#### WRITTEN EXERCISE
Find the lines holding "object" and copy them.

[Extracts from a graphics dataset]

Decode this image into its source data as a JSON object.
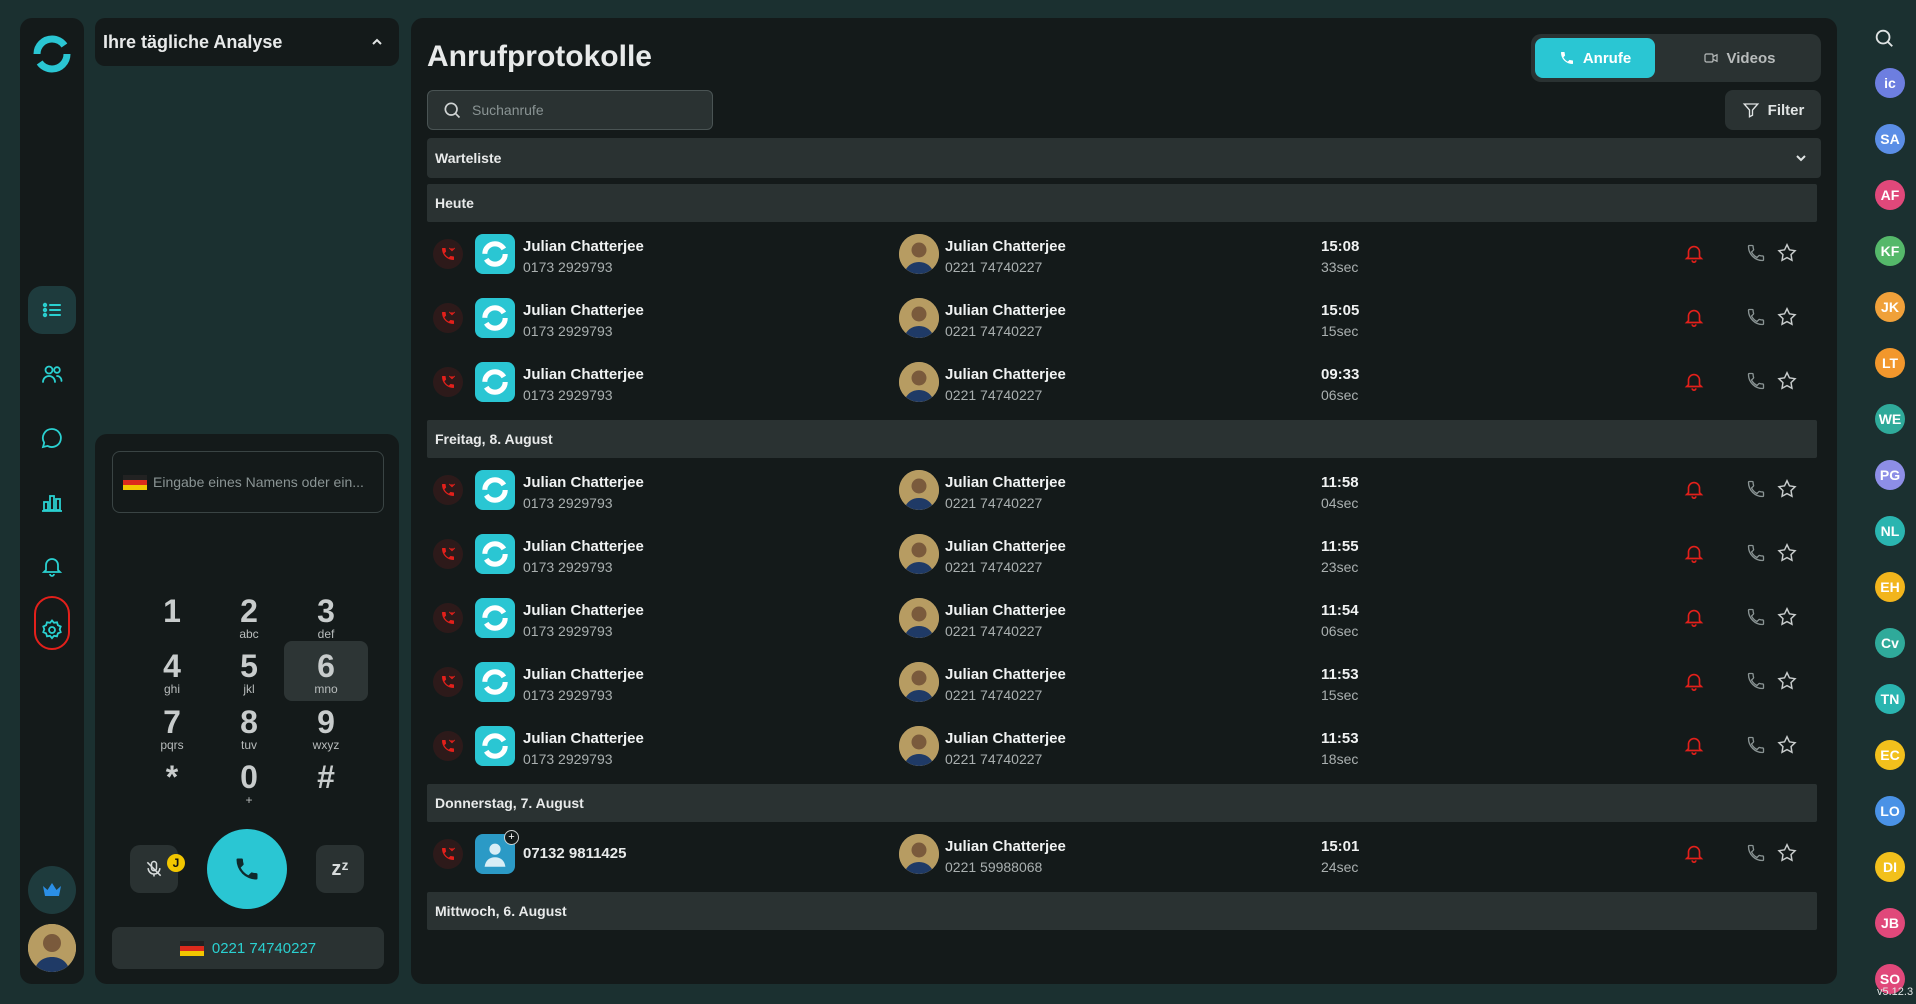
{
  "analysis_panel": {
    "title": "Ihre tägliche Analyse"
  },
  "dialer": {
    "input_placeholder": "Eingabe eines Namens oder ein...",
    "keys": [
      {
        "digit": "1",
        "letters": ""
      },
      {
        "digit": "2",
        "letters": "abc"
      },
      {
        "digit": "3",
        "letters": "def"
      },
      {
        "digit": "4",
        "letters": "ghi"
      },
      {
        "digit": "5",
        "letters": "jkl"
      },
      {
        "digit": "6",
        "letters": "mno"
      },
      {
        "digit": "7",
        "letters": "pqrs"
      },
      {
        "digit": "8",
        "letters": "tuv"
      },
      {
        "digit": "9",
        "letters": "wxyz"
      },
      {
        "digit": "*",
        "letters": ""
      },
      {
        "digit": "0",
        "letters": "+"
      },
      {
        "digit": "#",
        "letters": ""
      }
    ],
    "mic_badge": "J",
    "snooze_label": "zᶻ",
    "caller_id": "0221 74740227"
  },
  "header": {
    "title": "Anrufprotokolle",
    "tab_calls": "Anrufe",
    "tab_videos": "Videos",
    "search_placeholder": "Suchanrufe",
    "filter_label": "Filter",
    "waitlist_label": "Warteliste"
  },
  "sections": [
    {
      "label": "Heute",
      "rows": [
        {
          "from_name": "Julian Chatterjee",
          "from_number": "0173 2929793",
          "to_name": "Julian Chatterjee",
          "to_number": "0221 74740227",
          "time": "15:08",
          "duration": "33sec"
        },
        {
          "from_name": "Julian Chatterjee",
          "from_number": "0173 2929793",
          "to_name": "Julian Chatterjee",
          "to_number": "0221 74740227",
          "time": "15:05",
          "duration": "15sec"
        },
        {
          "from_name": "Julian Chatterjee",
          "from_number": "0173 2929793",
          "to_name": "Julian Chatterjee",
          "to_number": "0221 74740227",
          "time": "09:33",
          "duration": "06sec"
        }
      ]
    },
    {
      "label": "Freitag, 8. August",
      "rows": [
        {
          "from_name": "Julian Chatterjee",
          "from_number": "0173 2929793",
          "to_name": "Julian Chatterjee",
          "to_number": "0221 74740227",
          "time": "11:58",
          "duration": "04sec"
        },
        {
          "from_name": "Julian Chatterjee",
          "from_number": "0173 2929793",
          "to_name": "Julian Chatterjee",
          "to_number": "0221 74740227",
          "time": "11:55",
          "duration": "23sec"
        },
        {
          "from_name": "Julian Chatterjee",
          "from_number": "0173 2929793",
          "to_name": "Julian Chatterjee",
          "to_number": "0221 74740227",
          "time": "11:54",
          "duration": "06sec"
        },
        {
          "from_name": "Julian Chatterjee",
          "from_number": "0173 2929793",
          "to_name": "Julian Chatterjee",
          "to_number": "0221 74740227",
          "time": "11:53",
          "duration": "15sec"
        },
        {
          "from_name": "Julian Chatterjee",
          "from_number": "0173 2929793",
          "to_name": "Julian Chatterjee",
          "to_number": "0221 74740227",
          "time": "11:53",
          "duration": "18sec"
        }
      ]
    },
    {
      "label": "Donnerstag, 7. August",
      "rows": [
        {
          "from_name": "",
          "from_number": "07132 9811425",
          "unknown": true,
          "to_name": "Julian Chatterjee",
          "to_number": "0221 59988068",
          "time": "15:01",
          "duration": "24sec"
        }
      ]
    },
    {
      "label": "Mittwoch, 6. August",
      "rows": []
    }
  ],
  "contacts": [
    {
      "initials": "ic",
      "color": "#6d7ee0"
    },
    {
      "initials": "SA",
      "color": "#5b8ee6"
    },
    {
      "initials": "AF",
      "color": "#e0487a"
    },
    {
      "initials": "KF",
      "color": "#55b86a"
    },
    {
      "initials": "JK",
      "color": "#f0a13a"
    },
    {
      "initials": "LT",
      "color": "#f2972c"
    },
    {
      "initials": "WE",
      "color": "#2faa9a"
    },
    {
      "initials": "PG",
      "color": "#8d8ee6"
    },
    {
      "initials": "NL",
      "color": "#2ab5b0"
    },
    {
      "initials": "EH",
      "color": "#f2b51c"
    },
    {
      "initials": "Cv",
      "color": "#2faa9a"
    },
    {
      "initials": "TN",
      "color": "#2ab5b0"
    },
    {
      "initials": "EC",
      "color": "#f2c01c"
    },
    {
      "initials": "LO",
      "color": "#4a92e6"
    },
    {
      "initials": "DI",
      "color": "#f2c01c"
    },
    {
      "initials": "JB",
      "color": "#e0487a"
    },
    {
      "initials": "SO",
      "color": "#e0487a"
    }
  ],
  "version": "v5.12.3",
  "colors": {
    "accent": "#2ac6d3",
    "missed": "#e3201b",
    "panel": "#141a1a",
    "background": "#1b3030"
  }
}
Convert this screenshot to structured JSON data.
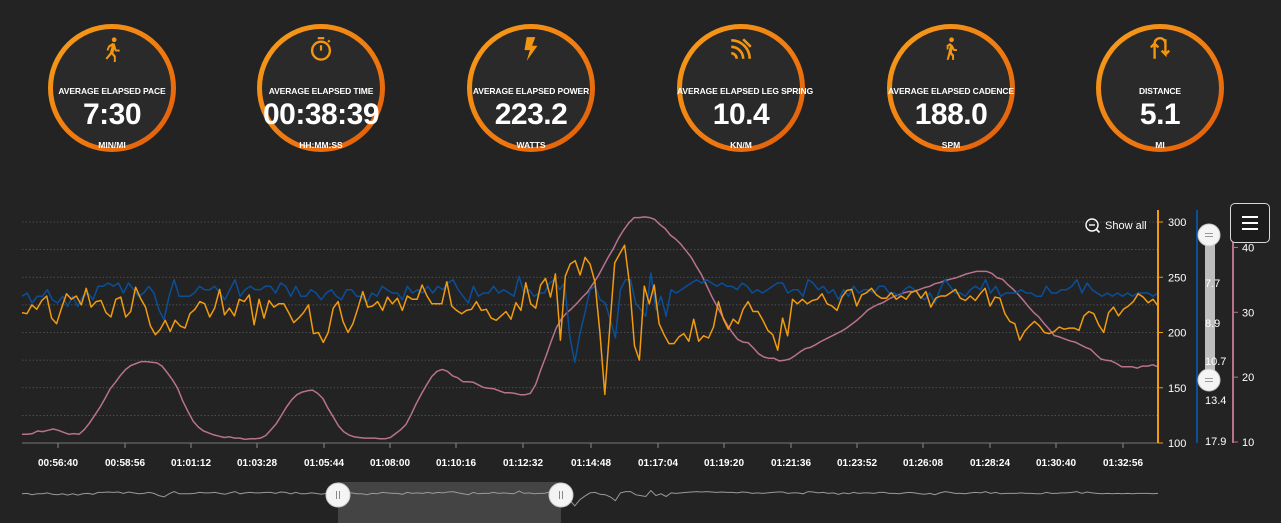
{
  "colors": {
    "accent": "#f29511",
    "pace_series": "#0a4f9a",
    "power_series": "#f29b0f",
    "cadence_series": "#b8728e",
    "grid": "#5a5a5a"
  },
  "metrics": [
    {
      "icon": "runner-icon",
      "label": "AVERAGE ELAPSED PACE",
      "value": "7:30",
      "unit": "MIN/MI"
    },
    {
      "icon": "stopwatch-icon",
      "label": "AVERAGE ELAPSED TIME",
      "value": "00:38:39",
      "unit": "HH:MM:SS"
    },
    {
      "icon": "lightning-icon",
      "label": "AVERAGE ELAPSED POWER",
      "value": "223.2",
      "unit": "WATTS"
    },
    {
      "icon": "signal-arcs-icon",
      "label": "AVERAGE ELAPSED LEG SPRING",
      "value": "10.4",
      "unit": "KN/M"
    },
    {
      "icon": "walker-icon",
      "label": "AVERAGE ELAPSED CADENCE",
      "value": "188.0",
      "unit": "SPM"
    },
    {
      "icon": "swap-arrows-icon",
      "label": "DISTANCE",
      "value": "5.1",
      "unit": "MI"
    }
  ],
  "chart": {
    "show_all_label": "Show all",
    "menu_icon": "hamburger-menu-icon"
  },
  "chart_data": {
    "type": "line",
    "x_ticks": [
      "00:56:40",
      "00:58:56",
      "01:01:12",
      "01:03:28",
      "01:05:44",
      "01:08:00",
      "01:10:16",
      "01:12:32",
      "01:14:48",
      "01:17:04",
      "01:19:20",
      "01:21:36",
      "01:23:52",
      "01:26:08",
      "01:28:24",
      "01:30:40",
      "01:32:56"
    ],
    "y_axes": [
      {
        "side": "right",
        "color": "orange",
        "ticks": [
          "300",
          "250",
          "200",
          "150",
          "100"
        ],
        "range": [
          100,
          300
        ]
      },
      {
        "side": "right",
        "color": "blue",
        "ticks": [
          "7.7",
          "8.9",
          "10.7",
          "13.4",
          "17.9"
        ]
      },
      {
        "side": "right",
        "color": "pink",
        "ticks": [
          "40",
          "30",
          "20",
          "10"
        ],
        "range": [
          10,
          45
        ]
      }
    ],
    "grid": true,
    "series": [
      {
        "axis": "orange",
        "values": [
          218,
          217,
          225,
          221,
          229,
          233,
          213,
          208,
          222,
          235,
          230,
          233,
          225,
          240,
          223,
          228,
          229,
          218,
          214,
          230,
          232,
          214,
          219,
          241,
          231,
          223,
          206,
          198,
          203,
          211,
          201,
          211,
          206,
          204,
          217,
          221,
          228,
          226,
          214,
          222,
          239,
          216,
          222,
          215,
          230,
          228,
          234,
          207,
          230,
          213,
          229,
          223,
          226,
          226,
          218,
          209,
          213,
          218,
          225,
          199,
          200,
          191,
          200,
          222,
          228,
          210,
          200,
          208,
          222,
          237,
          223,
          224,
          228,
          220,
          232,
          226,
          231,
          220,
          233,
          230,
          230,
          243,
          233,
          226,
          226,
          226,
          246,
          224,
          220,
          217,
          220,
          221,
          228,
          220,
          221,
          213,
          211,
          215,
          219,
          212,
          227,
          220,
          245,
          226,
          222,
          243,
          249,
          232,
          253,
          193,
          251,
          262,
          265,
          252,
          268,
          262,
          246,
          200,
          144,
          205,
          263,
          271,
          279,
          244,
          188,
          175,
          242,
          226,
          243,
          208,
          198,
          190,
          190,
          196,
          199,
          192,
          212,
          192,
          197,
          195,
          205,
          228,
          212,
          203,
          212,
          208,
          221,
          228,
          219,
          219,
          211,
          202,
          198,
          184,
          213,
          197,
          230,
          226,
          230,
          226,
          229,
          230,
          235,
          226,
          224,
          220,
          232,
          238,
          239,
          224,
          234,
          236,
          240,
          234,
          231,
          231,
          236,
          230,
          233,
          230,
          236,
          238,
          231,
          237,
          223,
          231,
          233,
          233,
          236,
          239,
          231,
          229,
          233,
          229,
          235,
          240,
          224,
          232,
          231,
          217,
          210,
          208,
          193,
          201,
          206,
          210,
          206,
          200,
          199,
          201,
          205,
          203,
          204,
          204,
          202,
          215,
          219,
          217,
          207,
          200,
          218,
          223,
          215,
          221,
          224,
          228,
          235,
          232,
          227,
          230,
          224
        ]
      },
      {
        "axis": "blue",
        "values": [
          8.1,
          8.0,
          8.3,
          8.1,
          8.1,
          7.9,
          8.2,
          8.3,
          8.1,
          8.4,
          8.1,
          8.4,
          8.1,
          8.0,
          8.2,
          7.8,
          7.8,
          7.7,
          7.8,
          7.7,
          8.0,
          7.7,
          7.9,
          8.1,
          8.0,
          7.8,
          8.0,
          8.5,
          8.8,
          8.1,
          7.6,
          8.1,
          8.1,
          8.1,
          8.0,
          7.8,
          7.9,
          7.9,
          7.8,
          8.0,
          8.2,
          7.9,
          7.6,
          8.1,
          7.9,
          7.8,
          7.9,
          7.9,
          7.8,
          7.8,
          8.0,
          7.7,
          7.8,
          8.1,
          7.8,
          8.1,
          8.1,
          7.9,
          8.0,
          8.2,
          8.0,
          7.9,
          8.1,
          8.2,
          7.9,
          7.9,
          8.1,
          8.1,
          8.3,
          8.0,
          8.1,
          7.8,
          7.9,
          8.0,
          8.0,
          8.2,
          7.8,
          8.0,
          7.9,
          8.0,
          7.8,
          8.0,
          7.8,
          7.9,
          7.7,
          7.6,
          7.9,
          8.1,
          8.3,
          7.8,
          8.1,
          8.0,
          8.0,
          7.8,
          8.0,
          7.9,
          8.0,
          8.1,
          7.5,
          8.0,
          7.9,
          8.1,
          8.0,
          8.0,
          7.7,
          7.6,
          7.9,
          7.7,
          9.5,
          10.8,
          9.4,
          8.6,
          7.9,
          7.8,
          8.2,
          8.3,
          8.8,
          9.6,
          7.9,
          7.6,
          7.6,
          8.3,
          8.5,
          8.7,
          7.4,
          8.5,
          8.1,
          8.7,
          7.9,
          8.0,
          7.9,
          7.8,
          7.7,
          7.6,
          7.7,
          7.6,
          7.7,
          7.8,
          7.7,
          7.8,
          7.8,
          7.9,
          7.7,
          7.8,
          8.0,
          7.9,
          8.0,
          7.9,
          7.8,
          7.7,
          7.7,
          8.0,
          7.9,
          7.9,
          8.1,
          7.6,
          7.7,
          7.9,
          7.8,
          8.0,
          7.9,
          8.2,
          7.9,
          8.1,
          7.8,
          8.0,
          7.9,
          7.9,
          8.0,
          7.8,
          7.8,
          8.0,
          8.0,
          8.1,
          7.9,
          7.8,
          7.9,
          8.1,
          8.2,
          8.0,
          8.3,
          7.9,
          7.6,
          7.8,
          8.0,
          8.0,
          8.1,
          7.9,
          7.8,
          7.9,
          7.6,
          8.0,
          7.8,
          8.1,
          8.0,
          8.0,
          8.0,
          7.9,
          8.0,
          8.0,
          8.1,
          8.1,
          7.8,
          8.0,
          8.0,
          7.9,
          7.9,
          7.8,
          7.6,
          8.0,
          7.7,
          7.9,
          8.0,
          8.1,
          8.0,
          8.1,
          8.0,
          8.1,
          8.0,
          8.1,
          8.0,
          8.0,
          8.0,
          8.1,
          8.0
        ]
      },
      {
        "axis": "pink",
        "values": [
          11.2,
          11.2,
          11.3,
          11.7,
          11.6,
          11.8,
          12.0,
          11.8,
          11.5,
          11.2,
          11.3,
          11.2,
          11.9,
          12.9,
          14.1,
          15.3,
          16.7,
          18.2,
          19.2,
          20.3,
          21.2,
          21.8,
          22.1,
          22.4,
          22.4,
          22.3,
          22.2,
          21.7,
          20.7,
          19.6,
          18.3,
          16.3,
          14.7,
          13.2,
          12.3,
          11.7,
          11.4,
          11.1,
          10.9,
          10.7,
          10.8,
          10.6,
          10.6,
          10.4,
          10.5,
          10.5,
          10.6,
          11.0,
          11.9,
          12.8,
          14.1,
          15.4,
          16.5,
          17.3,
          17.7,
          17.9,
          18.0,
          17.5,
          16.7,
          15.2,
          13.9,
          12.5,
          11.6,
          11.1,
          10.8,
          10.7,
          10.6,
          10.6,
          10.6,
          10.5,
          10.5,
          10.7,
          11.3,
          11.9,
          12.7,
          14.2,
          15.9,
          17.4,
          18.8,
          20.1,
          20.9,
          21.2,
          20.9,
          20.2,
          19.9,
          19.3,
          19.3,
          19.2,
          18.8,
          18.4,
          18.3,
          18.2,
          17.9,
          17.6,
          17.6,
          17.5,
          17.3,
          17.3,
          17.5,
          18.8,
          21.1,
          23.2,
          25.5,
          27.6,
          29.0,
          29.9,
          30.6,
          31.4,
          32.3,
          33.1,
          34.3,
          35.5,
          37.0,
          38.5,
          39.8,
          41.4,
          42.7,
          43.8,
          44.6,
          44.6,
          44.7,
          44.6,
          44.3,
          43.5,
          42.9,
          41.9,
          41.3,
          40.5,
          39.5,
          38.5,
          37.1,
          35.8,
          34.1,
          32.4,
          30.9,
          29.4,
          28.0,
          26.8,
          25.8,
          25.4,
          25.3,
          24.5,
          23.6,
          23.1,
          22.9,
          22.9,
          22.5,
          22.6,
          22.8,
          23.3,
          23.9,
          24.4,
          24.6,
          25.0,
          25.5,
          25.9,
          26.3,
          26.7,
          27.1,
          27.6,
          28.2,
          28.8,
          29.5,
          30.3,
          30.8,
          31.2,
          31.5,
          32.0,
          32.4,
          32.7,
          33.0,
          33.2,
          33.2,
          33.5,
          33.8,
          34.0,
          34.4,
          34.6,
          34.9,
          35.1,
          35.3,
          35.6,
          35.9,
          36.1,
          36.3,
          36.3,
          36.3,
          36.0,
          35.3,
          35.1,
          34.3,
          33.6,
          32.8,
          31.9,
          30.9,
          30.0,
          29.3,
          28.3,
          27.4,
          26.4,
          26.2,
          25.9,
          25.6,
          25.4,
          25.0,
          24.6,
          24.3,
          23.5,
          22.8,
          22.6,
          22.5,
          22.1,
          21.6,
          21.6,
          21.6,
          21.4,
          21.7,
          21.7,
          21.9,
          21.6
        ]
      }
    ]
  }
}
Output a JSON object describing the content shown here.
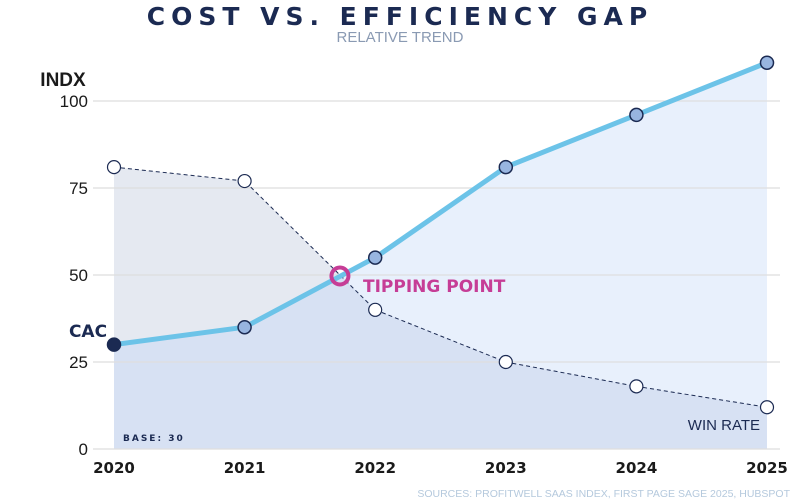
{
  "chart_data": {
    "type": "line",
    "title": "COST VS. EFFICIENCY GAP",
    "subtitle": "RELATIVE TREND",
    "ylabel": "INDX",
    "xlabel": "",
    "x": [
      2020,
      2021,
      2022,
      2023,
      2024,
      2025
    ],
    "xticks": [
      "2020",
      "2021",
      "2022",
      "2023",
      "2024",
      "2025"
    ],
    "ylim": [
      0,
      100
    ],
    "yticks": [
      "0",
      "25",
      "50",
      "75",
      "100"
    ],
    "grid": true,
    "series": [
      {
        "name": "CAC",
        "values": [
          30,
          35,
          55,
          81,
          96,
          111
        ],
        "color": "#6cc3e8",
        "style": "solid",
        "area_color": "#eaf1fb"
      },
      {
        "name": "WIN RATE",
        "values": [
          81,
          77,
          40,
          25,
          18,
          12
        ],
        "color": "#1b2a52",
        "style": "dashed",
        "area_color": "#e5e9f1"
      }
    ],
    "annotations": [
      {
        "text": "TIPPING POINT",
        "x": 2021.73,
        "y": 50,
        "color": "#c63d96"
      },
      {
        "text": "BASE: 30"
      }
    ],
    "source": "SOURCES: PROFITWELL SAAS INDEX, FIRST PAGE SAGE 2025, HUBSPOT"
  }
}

#### ANSWER TO THIS TASK
Decode this image into its source data as a JSON object.
Output a JSON object describing the content shown here.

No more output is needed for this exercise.